Figure contents as structured data:
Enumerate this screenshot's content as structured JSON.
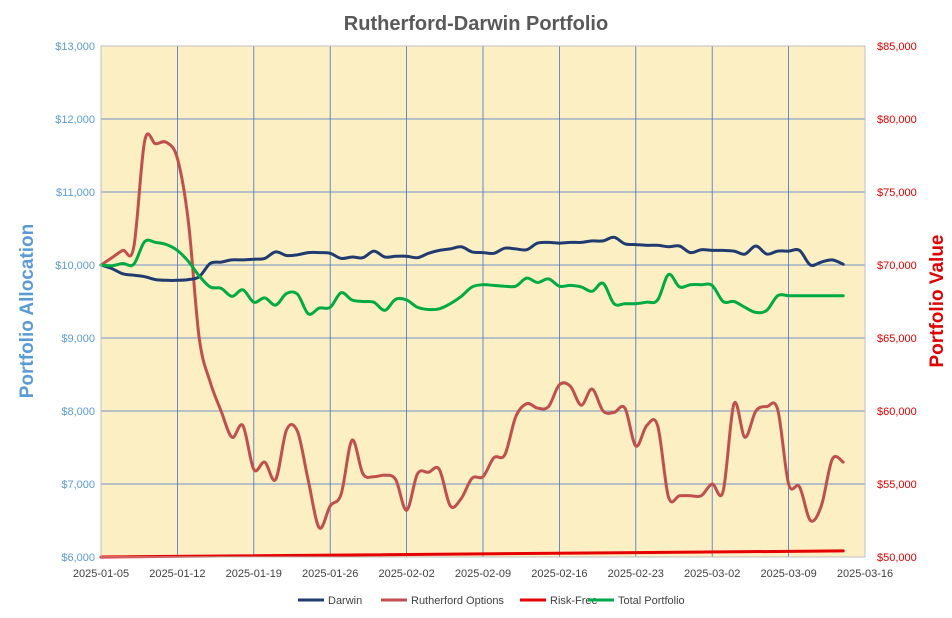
{
  "chart_data": {
    "type": "line",
    "title": "Rutherford-Darwin Portfolio",
    "ylabel_left": "Portfolio Allocation",
    "ylabel_right": "Portfolio Value",
    "ylim_left": [
      6000,
      13000
    ],
    "ylim_right": [
      50000,
      85000
    ],
    "y_ticks_left": [
      "$6,000",
      "$7,000",
      "$8,000",
      "$9,000",
      "$10,000",
      "$11,000",
      "$12,000",
      "$13,000"
    ],
    "y_ticks_right": [
      "$50,000",
      "$55,000",
      "$60,000",
      "$65,000",
      "$70,000",
      "$75,000",
      "$80,000",
      "$85,000"
    ],
    "x_range": [
      "2025-01-05",
      "2025-03-16"
    ],
    "x_ticks": [
      "2025-01-05",
      "2025-01-12",
      "2025-01-19",
      "2025-01-26",
      "2025-02-02",
      "2025-02-09",
      "2025-02-16",
      "2025-02-23",
      "2025-03-02",
      "2025-03-09",
      "2025-03-16"
    ],
    "grid": true,
    "legend_position": "bottom",
    "colors": {
      "plot_background": "#FCEFC3",
      "grid": "#4472C4",
      "left_axis": "#5B9BD5",
      "right_axis": "#E00000",
      "title": "#595959"
    },
    "series": [
      {
        "name": "Darwin",
        "axis": "left",
        "color": "#1F3B70",
        "x": [
          "2025-01-05",
          "2025-01-06",
          "2025-01-07",
          "2025-01-08",
          "2025-01-09",
          "2025-01-10",
          "2025-01-11",
          "2025-01-12",
          "2025-01-13",
          "2025-01-14",
          "2025-01-15",
          "2025-01-16",
          "2025-01-17",
          "2025-01-18",
          "2025-01-19",
          "2025-01-20",
          "2025-01-21",
          "2025-01-22",
          "2025-01-23",
          "2025-01-24",
          "2025-01-25",
          "2025-01-26",
          "2025-01-27",
          "2025-01-28",
          "2025-01-29",
          "2025-01-30",
          "2025-01-31",
          "2025-02-01",
          "2025-02-02",
          "2025-02-03",
          "2025-02-04",
          "2025-02-05",
          "2025-02-06",
          "2025-02-07",
          "2025-02-08",
          "2025-02-09",
          "2025-02-10",
          "2025-02-11",
          "2025-02-12",
          "2025-02-13",
          "2025-02-14",
          "2025-02-15",
          "2025-02-16",
          "2025-02-17",
          "2025-02-18",
          "2025-02-19",
          "2025-02-20",
          "2025-02-21",
          "2025-02-22",
          "2025-02-23",
          "2025-02-24",
          "2025-02-25",
          "2025-02-26",
          "2025-02-27",
          "2025-02-28",
          "2025-03-01",
          "2025-03-02",
          "2025-03-03",
          "2025-03-04",
          "2025-03-05",
          "2025-03-06",
          "2025-03-07",
          "2025-03-08",
          "2025-03-09",
          "2025-03-10",
          "2025-03-11",
          "2025-03-12",
          "2025-03-13",
          "2025-03-14"
        ],
        "values": [
          10000,
          9950,
          9880,
          9860,
          9840,
          9800,
          9790,
          9790,
          9800,
          9840,
          10020,
          10040,
          10070,
          10070,
          10080,
          10090,
          10180,
          10130,
          10140,
          10170,
          10170,
          10160,
          10090,
          10110,
          10100,
          10190,
          10110,
          10120,
          10120,
          10100,
          10160,
          10200,
          10220,
          10250,
          10180,
          10170,
          10160,
          10230,
          10220,
          10210,
          10300,
          10310,
          10300,
          10310,
          10310,
          10330,
          10330,
          10380,
          10290,
          10280,
          10270,
          10270,
          10250,
          10260,
          10170,
          10210,
          10200,
          10200,
          10190,
          10150,
          10260,
          10150,
          10190,
          10190,
          10200,
          10000,
          10040,
          10070,
          10010
        ]
      },
      {
        "name": "Rutherford Options",
        "axis": "right",
        "color": "#C0504D",
        "x": [
          "2025-01-05",
          "2025-01-06",
          "2025-01-07",
          "2025-01-08",
          "2025-01-09",
          "2025-01-10",
          "2025-01-11",
          "2025-01-12",
          "2025-01-13",
          "2025-01-14",
          "2025-01-15",
          "2025-01-16",
          "2025-01-17",
          "2025-01-18",
          "2025-01-19",
          "2025-01-20",
          "2025-01-21",
          "2025-01-22",
          "2025-01-23",
          "2025-01-24",
          "2025-01-25",
          "2025-01-26",
          "2025-01-27",
          "2025-01-28",
          "2025-01-29",
          "2025-01-30",
          "2025-01-31",
          "2025-02-01",
          "2025-02-02",
          "2025-02-03",
          "2025-02-04",
          "2025-02-05",
          "2025-02-06",
          "2025-02-07",
          "2025-02-08",
          "2025-02-09",
          "2025-02-10",
          "2025-02-11",
          "2025-02-12",
          "2025-02-13",
          "2025-02-14",
          "2025-02-15",
          "2025-02-16",
          "2025-02-17",
          "2025-02-18",
          "2025-02-19",
          "2025-02-20",
          "2025-02-21",
          "2025-02-22",
          "2025-02-23",
          "2025-02-24",
          "2025-02-25",
          "2025-02-26",
          "2025-02-27",
          "2025-02-28",
          "2025-03-01",
          "2025-03-02",
          "2025-03-03",
          "2025-03-04",
          "2025-03-05",
          "2025-03-06",
          "2025-03-07",
          "2025-03-08",
          "2025-03-09",
          "2025-03-10",
          "2025-03-11",
          "2025-03-12",
          "2025-03-13",
          "2025-03-14"
        ],
        "values": [
          70000,
          70500,
          71000,
          71200,
          78500,
          78300,
          78400,
          77300,
          73000,
          65000,
          62000,
          60000,
          58200,
          59000,
          56000,
          56500,
          55300,
          58700,
          58600,
          55200,
          52000,
          53500,
          54300,
          58000,
          55700,
          55500,
          55600,
          55300,
          53200,
          55700,
          55800,
          56000,
          53500,
          54000,
          55400,
          55500,
          56800,
          57000,
          59600,
          60500,
          60200,
          60300,
          61800,
          61700,
          60400,
          61500,
          60000,
          59900,
          60200,
          57600,
          59000,
          59000,
          54100,
          54200,
          54200,
          54200,
          55000,
          54500,
          60500,
          58200,
          60000,
          60300,
          60100,
          55000,
          54800,
          52500,
          53500,
          56700,
          56500
        ]
      },
      {
        "name": "Risk-Free",
        "axis": "right",
        "color": "#E60000",
        "x": [
          "2025-01-05",
          "2025-03-14"
        ],
        "values": [
          50000,
          50420
        ]
      },
      {
        "name": "Total Portfolio",
        "axis": "left",
        "color": "#00AA44",
        "x": [
          "2025-01-05",
          "2025-01-06",
          "2025-01-07",
          "2025-01-08",
          "2025-01-09",
          "2025-01-10",
          "2025-01-11",
          "2025-01-12",
          "2025-01-13",
          "2025-01-14",
          "2025-01-15",
          "2025-01-16",
          "2025-01-17",
          "2025-01-18",
          "2025-01-19",
          "2025-01-20",
          "2025-01-21",
          "2025-01-22",
          "2025-01-23",
          "2025-01-24",
          "2025-01-25",
          "2025-01-26",
          "2025-01-27",
          "2025-01-28",
          "2025-01-29",
          "2025-01-30",
          "2025-01-31",
          "2025-02-01",
          "2025-02-02",
          "2025-02-03",
          "2025-02-04",
          "2025-02-05",
          "2025-02-06",
          "2025-02-07",
          "2025-02-08",
          "2025-02-09",
          "2025-02-10",
          "2025-02-11",
          "2025-02-12",
          "2025-02-13",
          "2025-02-14",
          "2025-02-15",
          "2025-02-16",
          "2025-02-17",
          "2025-02-18",
          "2025-02-19",
          "2025-02-20",
          "2025-02-21",
          "2025-02-22",
          "2025-02-23",
          "2025-02-24",
          "2025-02-25",
          "2025-02-26",
          "2025-02-27",
          "2025-02-28",
          "2025-03-01",
          "2025-03-02",
          "2025-03-03",
          "2025-03-04",
          "2025-03-05",
          "2025-03-06",
          "2025-03-07",
          "2025-03-08",
          "2025-03-09",
          "2025-03-10",
          "2025-03-11",
          "2025-03-12",
          "2025-03-13",
          "2025-03-14"
        ],
        "values": [
          10000,
          9990,
          10020,
          10010,
          10320,
          10310,
          10280,
          10200,
          10050,
          9850,
          9700,
          9680,
          9570,
          9660,
          9490,
          9550,
          9450,
          9610,
          9600,
          9330,
          9410,
          9420,
          9620,
          9520,
          9500,
          9490,
          9380,
          9530,
          9520,
          9420,
          9390,
          9400,
          9470,
          9570,
          9700,
          9730,
          9720,
          9710,
          9710,
          9820,
          9760,
          9810,
          9710,
          9720,
          9700,
          9640,
          9750,
          9470,
          9470,
          9470,
          9490,
          9520,
          9870,
          9700,
          9730,
          9730,
          9720,
          9500,
          9500,
          9420,
          9350,
          9380,
          9580,
          9580,
          9580,
          9580,
          9580,
          9580,
          9580
        ]
      }
    ]
  }
}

What is needed: Find the lines above that include the string "title" and copy them.

Result for this task:
    "title": "Rutherford-Darwin Portfolio",
      "title": "#595959"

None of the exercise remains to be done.